++++ EXERCISE INPUTS

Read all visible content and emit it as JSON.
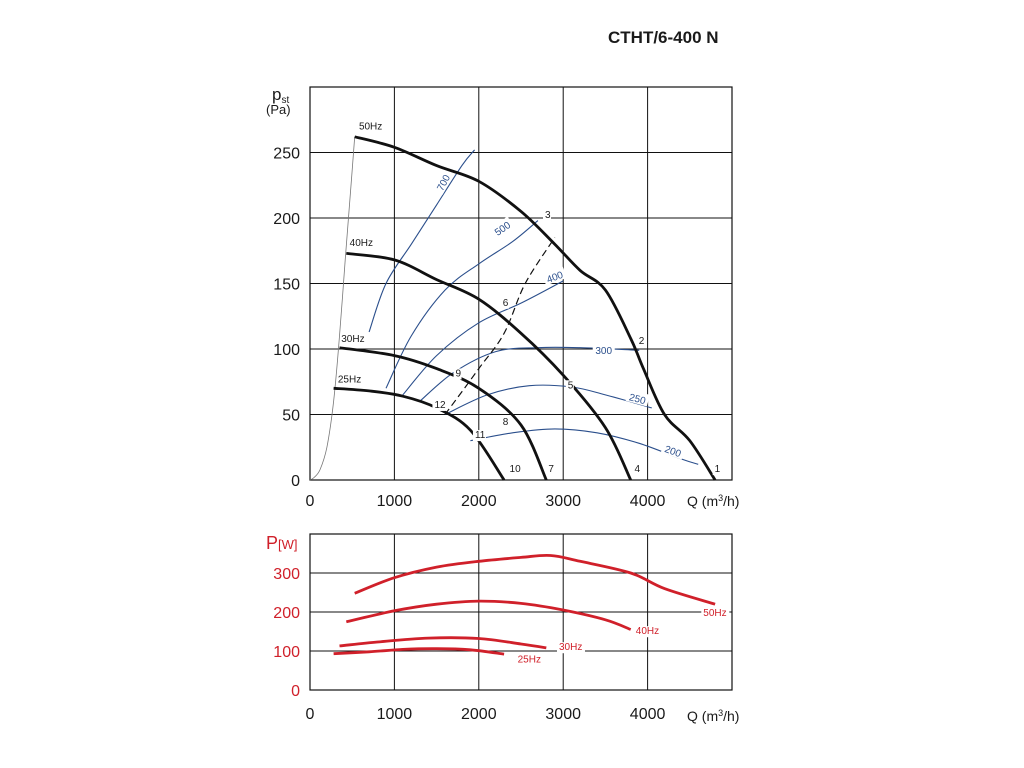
{
  "title": "CTHT/6-400 N",
  "chart_data": [
    {
      "type": "line",
      "ylabel_main": "p",
      "ylabel_sub": "st",
      "yunit": "(Pa)",
      "xlabel_prefix": "Q (m",
      "xlabel_sup": "3",
      "xlabel_suffix": "/h)",
      "xlim": [
        0,
        5000
      ],
      "ylim": [
        0,
        300
      ],
      "xticks": [
        "0",
        "1000",
        "2000",
        "3000",
        "4000"
      ],
      "yticks": [
        "0",
        "50",
        "100",
        "150",
        "200",
        "250"
      ],
      "system_curve": [
        [
          0,
          0
        ],
        [
          50,
          2
        ],
        [
          120,
          8
        ],
        [
          200,
          25
        ],
        [
          280,
          60
        ],
        [
          350,
          110
        ],
        [
          420,
          170
        ],
        [
          480,
          220
        ],
        [
          530,
          262
        ]
      ],
      "speed_curves": [
        {
          "name": "50Hz",
          "points": [
            [
              530,
              262
            ],
            [
              1000,
              254
            ],
            [
              1500,
              240
            ],
            [
              2000,
              228
            ],
            [
              2500,
              205
            ],
            [
              2900,
              180
            ],
            [
              3200,
              160
            ],
            [
              3500,
              145
            ],
            [
              3800,
              108
            ],
            [
              3950,
              85
            ],
            [
              4200,
              50
            ],
            [
              4500,
              30
            ],
            [
              4800,
              0
            ]
          ]
        },
        {
          "name": "40Hz",
          "points": [
            [
              430,
              173
            ],
            [
              1000,
              168
            ],
            [
              1500,
              153
            ],
            [
              2000,
              138
            ],
            [
              2500,
              112
            ],
            [
              3000,
              80
            ],
            [
              3500,
              40
            ],
            [
              3800,
              0
            ]
          ]
        },
        {
          "name": "30Hz",
          "points": [
            [
              350,
              101
            ],
            [
              1000,
              95
            ],
            [
              1500,
              85
            ],
            [
              2000,
              70
            ],
            [
              2500,
              42
            ],
            [
              2800,
              0
            ]
          ]
        },
        {
          "name": "25Hz",
          "points": [
            [
              280,
              70
            ],
            [
              700,
              68
            ],
            [
              1100,
              64
            ],
            [
              1500,
              55
            ],
            [
              1900,
              38
            ],
            [
              2300,
              0
            ]
          ]
        }
      ],
      "speed_labels": [
        "50Hz",
        "40Hz",
        "30Hz",
        "25Hz"
      ],
      "rpm_curves": [
        {
          "name": "700",
          "points": [
            [
              700,
              113
            ],
            [
              900,
              150
            ],
            [
              1200,
              180
            ],
            [
              1500,
              210
            ],
            [
              1800,
              240
            ],
            [
              1950,
              252
            ]
          ]
        },
        {
          "name": "500",
          "points": [
            [
              900,
              70
            ],
            [
              1200,
              110
            ],
            [
              1600,
              145
            ],
            [
              2000,
              165
            ],
            [
              2400,
              182
            ],
            [
              2700,
              198
            ]
          ]
        },
        {
          "name": "400",
          "points": [
            [
              1100,
              65
            ],
            [
              1500,
              95
            ],
            [
              2000,
              120
            ],
            [
              2500,
              135
            ],
            [
              3000,
              152
            ]
          ]
        },
        {
          "name": "300",
          "points": [
            [
              1300,
              60
            ],
            [
              1700,
              82
            ],
            [
              2200,
              98
            ],
            [
              2700,
              101
            ],
            [
              3200,
              101
            ],
            [
              3900,
              99
            ]
          ]
        },
        {
          "name": "250",
          "points": [
            [
              1600,
              50
            ],
            [
              2100,
              65
            ],
            [
              2600,
              72
            ],
            [
              3100,
              71
            ],
            [
              3500,
              65
            ],
            [
              4050,
              55
            ]
          ]
        },
        {
          "name": "200",
          "points": [
            [
              1900,
              30
            ],
            [
              2400,
              36
            ],
            [
              2900,
              39
            ],
            [
              3400,
              36
            ],
            [
              3900,
              28
            ],
            [
              4400,
              16
            ],
            [
              4600,
              12
            ]
          ]
        }
      ],
      "rpm_labels": [
        "700",
        "500",
        "400",
        "300",
        "250",
        "200"
      ],
      "efficiency_line": [
        [
          1600,
          50
        ],
        [
          2000,
          85
        ],
        [
          2300,
          112
        ],
        [
          2550,
          150
        ],
        [
          2900,
          185
        ]
      ],
      "point_labels": [
        {
          "label": "1",
          "x": 4830,
          "y": 6
        },
        {
          "label": "2",
          "x": 3930,
          "y": 104
        },
        {
          "label": "3",
          "x": 2820,
          "y": 200
        },
        {
          "label": "4",
          "x": 3880,
          "y": 6
        },
        {
          "label": "5",
          "x": 3090,
          "y": 70
        },
        {
          "label": "6",
          "x": 2320,
          "y": 133
        },
        {
          "label": "7",
          "x": 2860,
          "y": 6
        },
        {
          "label": "8",
          "x": 2320,
          "y": 42
        },
        {
          "label": "9",
          "x": 1760,
          "y": 79
        },
        {
          "label": "10",
          "x": 2400,
          "y": 6
        },
        {
          "label": "11",
          "x": 1990,
          "y": 32
        },
        {
          "label": "12",
          "x": 1510,
          "y": 55
        }
      ]
    },
    {
      "type": "line",
      "ylabel_main": "P",
      "yunit": "[W]",
      "xlabel_prefix": "Q (m",
      "xlabel_sup": "3",
      "xlabel_suffix": "/h)",
      "xlim": [
        0,
        5000
      ],
      "ylim": [
        0,
        400
      ],
      "xticks": [
        "0",
        "1000",
        "2000",
        "3000",
        "4000"
      ],
      "yticks": [
        "0",
        "100",
        "200",
        "300"
      ],
      "series": [
        {
          "name": "50Hz",
          "points": [
            [
              530,
              248
            ],
            [
              1000,
              288
            ],
            [
              1500,
              315
            ],
            [
              2000,
              330
            ],
            [
              2500,
              340
            ],
            [
              2850,
              345
            ],
            [
              3200,
              330
            ],
            [
              3800,
              300
            ],
            [
              4200,
              260
            ],
            [
              4800,
              220
            ]
          ]
        },
        {
          "name": "40Hz",
          "points": [
            [
              430,
              175
            ],
            [
              1000,
              203
            ],
            [
              1500,
              220
            ],
            [
              2000,
              228
            ],
            [
              2500,
              222
            ],
            [
              3000,
              205
            ],
            [
              3500,
              180
            ],
            [
              3800,
              155
            ]
          ]
        },
        {
          "name": "30Hz",
          "points": [
            [
              350,
              113
            ],
            [
              800,
              123
            ],
            [
              1400,
              133
            ],
            [
              2000,
              132
            ],
            [
              2500,
              118
            ],
            [
              2800,
              108
            ]
          ]
        },
        {
          "name": "25Hz",
          "points": [
            [
              280,
              93
            ],
            [
              700,
              98
            ],
            [
              1100,
              104
            ],
            [
              1500,
              106
            ],
            [
              1900,
              103
            ],
            [
              2300,
              92
            ]
          ]
        }
      ]
    }
  ]
}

++++++++

• _GIVEN REQUEST_: Every line of the data should be copied as it stands, without the images.

• _SOLUTION TO THIS EXERCISE_:
Read all visible content and emit it as JSON.
{
  "title": "CTHT/6-400 N",
  "chart_data": [
    {
      "type": "line",
      "ylabel_main": "p",
      "ylabel_sub": "st",
      "yunit": "(Pa)",
      "xlabel_prefix": "Q (m",
      "xlabel_sup": "3",
      "xlabel_suffix": "/h)",
      "xlim": [
        0,
        5000
      ],
      "ylim": [
        0,
        300
      ],
      "xticks": [
        "0",
        "1000",
        "2000",
        "3000",
        "4000"
      ],
      "yticks": [
        "0",
        "50",
        "100",
        "150",
        "200",
        "250"
      ],
      "system_curve": [
        [
          0,
          0
        ],
        [
          50,
          2
        ],
        [
          120,
          8
        ],
        [
          200,
          25
        ],
        [
          280,
          60
        ],
        [
          350,
          110
        ],
        [
          420,
          170
        ],
        [
          480,
          220
        ],
        [
          530,
          262
        ]
      ],
      "speed_curves": [
        {
          "name": "50Hz",
          "points": [
            [
              530,
              262
            ],
            [
              1000,
              254
            ],
            [
              1500,
              240
            ],
            [
              2000,
              228
            ],
            [
              2500,
              205
            ],
            [
              2900,
              180
            ],
            [
              3200,
              160
            ],
            [
              3500,
              145
            ],
            [
              3800,
              108
            ],
            [
              3950,
              85
            ],
            [
              4200,
              50
            ],
            [
              4500,
              30
            ],
            [
              4800,
              0
            ]
          ]
        },
        {
          "name": "40Hz",
          "points": [
            [
              430,
              173
            ],
            [
              1000,
              168
            ],
            [
              1500,
              153
            ],
            [
              2000,
              138
            ],
            [
              2500,
              112
            ],
            [
              3000,
              80
            ],
            [
              3500,
              40
            ],
            [
              3800,
              0
            ]
          ]
        },
        {
          "name": "30Hz",
          "points": [
            [
              350,
              101
            ],
            [
              1000,
              95
            ],
            [
              1500,
              85
            ],
            [
              2000,
              70
            ],
            [
              2500,
              42
            ],
            [
              2800,
              0
            ]
          ]
        },
        {
          "name": "25Hz",
          "points": [
            [
              280,
              70
            ],
            [
              700,
              68
            ],
            [
              1100,
              64
            ],
            [
              1500,
              55
            ],
            [
              1900,
              38
            ],
            [
              2300,
              0
            ]
          ]
        }
      ],
      "speed_labels": [
        "50Hz",
        "40Hz",
        "30Hz",
        "25Hz"
      ],
      "rpm_curves": [
        {
          "name": "700",
          "points": [
            [
              700,
              113
            ],
            [
              900,
              150
            ],
            [
              1200,
              180
            ],
            [
              1500,
              210
            ],
            [
              1800,
              240
            ],
            [
              1950,
              252
            ]
          ]
        },
        {
          "name": "500",
          "points": [
            [
              900,
              70
            ],
            [
              1200,
              110
            ],
            [
              1600,
              145
            ],
            [
              2000,
              165
            ],
            [
              2400,
              182
            ],
            [
              2700,
              198
            ]
          ]
        },
        {
          "name": "400",
          "points": [
            [
              1100,
              65
            ],
            [
              1500,
              95
            ],
            [
              2000,
              120
            ],
            [
              2500,
              135
            ],
            [
              3000,
              152
            ]
          ]
        },
        {
          "name": "300",
          "points": [
            [
              1300,
              60
            ],
            [
              1700,
              82
            ],
            [
              2200,
              98
            ],
            [
              2700,
              101
            ],
            [
              3200,
              101
            ],
            [
              3900,
              99
            ]
          ]
        },
        {
          "name": "250",
          "points": [
            [
              1600,
              50
            ],
            [
              2100,
              65
            ],
            [
              2600,
              72
            ],
            [
              3100,
              71
            ],
            [
              3500,
              65
            ],
            [
              4050,
              55
            ]
          ]
        },
        {
          "name": "200",
          "points": [
            [
              1900,
              30
            ],
            [
              2400,
              36
            ],
            [
              2900,
              39
            ],
            [
              3400,
              36
            ],
            [
              3900,
              28
            ],
            [
              4400,
              16
            ],
            [
              4600,
              12
            ]
          ]
        }
      ],
      "rpm_labels": [
        "700",
        "500",
        "400",
        "300",
        "250",
        "200"
      ],
      "efficiency_line": [
        [
          1600,
          50
        ],
        [
          2000,
          85
        ],
        [
          2300,
          112
        ],
        [
          2550,
          150
        ],
        [
          2900,
          185
        ]
      ],
      "point_labels": [
        {
          "label": "1",
          "x": 4830,
          "y": 6
        },
        {
          "label": "2",
          "x": 3930,
          "y": 104
        },
        {
          "label": "3",
          "x": 2820,
          "y": 200
        },
        {
          "label": "4",
          "x": 3880,
          "y": 6
        },
        {
          "label": "5",
          "x": 3090,
          "y": 70
        },
        {
          "label": "6",
          "x": 2320,
          "y": 133
        },
        {
          "label": "7",
          "x": 2860,
          "y": 6
        },
        {
          "label": "8",
          "x": 2320,
          "y": 42
        },
        {
          "label": "9",
          "x": 1760,
          "y": 79
        },
        {
          "label": "10",
          "x": 2400,
          "y": 6
        },
        {
          "label": "11",
          "x": 1990,
          "y": 32
        },
        {
          "label": "12",
          "x": 1510,
          "y": 55
        }
      ]
    },
    {
      "type": "line",
      "ylabel_main": "P",
      "yunit": "[W]",
      "xlabel_prefix": "Q (m",
      "xlabel_sup": "3",
      "xlabel_suffix": "/h)",
      "xlim": [
        0,
        5000
      ],
      "ylim": [
        0,
        400
      ],
      "xticks": [
        "0",
        "1000",
        "2000",
        "3000",
        "4000"
      ],
      "yticks": [
        "0",
        "100",
        "200",
        "300"
      ],
      "series": [
        {
          "name": "50Hz",
          "points": [
            [
              530,
              248
            ],
            [
              1000,
              288
            ],
            [
              1500,
              315
            ],
            [
              2000,
              330
            ],
            [
              2500,
              340
            ],
            [
              2850,
              345
            ],
            [
              3200,
              330
            ],
            [
              3800,
              300
            ],
            [
              4200,
              260
            ],
            [
              4800,
              220
            ]
          ]
        },
        {
          "name": "40Hz",
          "points": [
            [
              430,
              175
            ],
            [
              1000,
              203
            ],
            [
              1500,
              220
            ],
            [
              2000,
              228
            ],
            [
              2500,
              222
            ],
            [
              3000,
              205
            ],
            [
              3500,
              180
            ],
            [
              3800,
              155
            ]
          ]
        },
        {
          "name": "30Hz",
          "points": [
            [
              350,
              113
            ],
            [
              800,
              123
            ],
            [
              1400,
              133
            ],
            [
              2000,
              132
            ],
            [
              2500,
              118
            ],
            [
              2800,
              108
            ]
          ]
        },
        {
          "name": "25Hz",
          "points": [
            [
              280,
              93
            ],
            [
              700,
              98
            ],
            [
              1100,
              104
            ],
            [
              1500,
              106
            ],
            [
              1900,
              103
            ],
            [
              2300,
              92
            ]
          ]
        }
      ]
    }
  ]
}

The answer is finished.